> [RECORDS SHOWN]:
#####
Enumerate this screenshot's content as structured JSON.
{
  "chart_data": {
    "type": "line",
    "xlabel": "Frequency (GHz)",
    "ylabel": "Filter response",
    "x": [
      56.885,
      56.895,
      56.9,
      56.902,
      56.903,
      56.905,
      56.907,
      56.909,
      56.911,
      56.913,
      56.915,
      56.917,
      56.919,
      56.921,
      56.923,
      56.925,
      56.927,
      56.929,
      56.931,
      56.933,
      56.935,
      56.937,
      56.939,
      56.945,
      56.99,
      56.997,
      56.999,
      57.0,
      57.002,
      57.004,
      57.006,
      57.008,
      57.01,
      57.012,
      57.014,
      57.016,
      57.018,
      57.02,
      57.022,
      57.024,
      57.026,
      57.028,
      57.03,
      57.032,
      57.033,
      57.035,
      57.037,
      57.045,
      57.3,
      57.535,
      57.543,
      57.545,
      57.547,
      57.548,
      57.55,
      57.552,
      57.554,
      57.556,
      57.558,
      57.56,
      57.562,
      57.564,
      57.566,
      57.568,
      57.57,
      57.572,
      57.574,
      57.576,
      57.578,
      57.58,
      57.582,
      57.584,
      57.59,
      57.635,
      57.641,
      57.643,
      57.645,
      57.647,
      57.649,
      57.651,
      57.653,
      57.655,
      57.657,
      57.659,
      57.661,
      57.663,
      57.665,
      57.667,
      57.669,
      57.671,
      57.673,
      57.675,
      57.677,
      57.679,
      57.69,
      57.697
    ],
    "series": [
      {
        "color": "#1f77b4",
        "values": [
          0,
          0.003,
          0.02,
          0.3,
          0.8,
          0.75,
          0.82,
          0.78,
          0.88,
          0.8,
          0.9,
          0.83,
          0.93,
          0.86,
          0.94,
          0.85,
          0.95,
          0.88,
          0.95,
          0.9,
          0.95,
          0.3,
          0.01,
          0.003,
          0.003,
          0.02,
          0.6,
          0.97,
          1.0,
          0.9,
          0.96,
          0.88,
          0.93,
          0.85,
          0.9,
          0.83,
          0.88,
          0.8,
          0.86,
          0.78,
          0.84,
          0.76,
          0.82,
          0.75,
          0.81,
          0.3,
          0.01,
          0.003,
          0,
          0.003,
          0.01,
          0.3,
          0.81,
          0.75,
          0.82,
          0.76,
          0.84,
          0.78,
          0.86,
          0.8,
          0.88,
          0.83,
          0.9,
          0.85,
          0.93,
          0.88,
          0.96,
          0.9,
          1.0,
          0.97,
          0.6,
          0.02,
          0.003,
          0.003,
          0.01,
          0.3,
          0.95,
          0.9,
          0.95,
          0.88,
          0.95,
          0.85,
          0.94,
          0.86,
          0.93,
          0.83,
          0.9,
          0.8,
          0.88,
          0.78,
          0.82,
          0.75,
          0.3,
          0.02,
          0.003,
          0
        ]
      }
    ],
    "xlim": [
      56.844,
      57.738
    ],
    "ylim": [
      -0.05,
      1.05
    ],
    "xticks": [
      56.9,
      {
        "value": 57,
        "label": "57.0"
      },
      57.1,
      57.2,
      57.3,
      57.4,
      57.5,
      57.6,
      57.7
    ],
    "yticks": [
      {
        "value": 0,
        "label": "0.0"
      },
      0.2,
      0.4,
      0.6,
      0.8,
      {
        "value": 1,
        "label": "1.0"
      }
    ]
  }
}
#####
Using the data above, reproduce every line exactly.

Enumerate this screenshot's content as structured JSON.
{
  "chart_data": {
    "type": "line",
    "xlabel": "Frequency (GHz)",
    "ylabel": "Filter response",
    "x": [
      56.885,
      56.895,
      56.9,
      56.902,
      56.903,
      56.905,
      56.907,
      56.909,
      56.911,
      56.913,
      56.915,
      56.917,
      56.919,
      56.921,
      56.923,
      56.925,
      56.927,
      56.929,
      56.931,
      56.933,
      56.935,
      56.937,
      56.939,
      56.945,
      56.99,
      56.997,
      56.999,
      57.0,
      57.002,
      57.004,
      57.006,
      57.008,
      57.01,
      57.012,
      57.014,
      57.016,
      57.018,
      57.02,
      57.022,
      57.024,
      57.026,
      57.028,
      57.03,
      57.032,
      57.033,
      57.035,
      57.037,
      57.045,
      57.3,
      57.535,
      57.543,
      57.545,
      57.547,
      57.548,
      57.55,
      57.552,
      57.554,
      57.556,
      57.558,
      57.56,
      57.562,
      57.564,
      57.566,
      57.568,
      57.57,
      57.572,
      57.574,
      57.576,
      57.578,
      57.58,
      57.582,
      57.584,
      57.59,
      57.635,
      57.641,
      57.643,
      57.645,
      57.647,
      57.649,
      57.651,
      57.653,
      57.655,
      57.657,
      57.659,
      57.661,
      57.663,
      57.665,
      57.667,
      57.669,
      57.671,
      57.673,
      57.675,
      57.677,
      57.679,
      57.69,
      57.697
    ],
    "series": [
      {
        "color": "#1f77b4",
        "values": [
          0,
          0.003,
          0.02,
          0.3,
          0.8,
          0.75,
          0.82,
          0.78,
          0.88,
          0.8,
          0.9,
          0.83,
          0.93,
          0.86,
          0.94,
          0.85,
          0.95,
          0.88,
          0.95,
          0.9,
          0.95,
          0.3,
          0.01,
          0.003,
          0.003,
          0.02,
          0.6,
          0.97,
          1.0,
          0.9,
          0.96,
          0.88,
          0.93,
          0.85,
          0.9,
          0.83,
          0.88,
          0.8,
          0.86,
          0.78,
          0.84,
          0.76,
          0.82,
          0.75,
          0.81,
          0.3,
          0.01,
          0.003,
          0,
          0.003,
          0.01,
          0.3,
          0.81,
          0.75,
          0.82,
          0.76,
          0.84,
          0.78,
          0.86,
          0.8,
          0.88,
          0.83,
          0.9,
          0.85,
          0.93,
          0.88,
          0.96,
          0.9,
          1.0,
          0.97,
          0.6,
          0.02,
          0.003,
          0.003,
          0.01,
          0.3,
          0.95,
          0.9,
          0.95,
          0.88,
          0.95,
          0.85,
          0.94,
          0.86,
          0.93,
          0.83,
          0.9,
          0.8,
          0.88,
          0.78,
          0.82,
          0.75,
          0.3,
          0.02,
          0.003,
          0
        ]
      }
    ],
    "xlim": [
      56.844,
      57.738
    ],
    "ylim": [
      -0.05,
      1.05
    ],
    "xticks": [
      56.9,
      {
        "value": 57,
        "label": "57.0"
      },
      57.1,
      57.2,
      57.3,
      57.4,
      57.5,
      57.6,
      57.7
    ],
    "yticks": [
      {
        "value": 0,
        "label": "0.0"
      },
      0.2,
      0.4,
      0.6,
      0.8,
      {
        "value": 1,
        "label": "1.0"
      }
    ]
  }
}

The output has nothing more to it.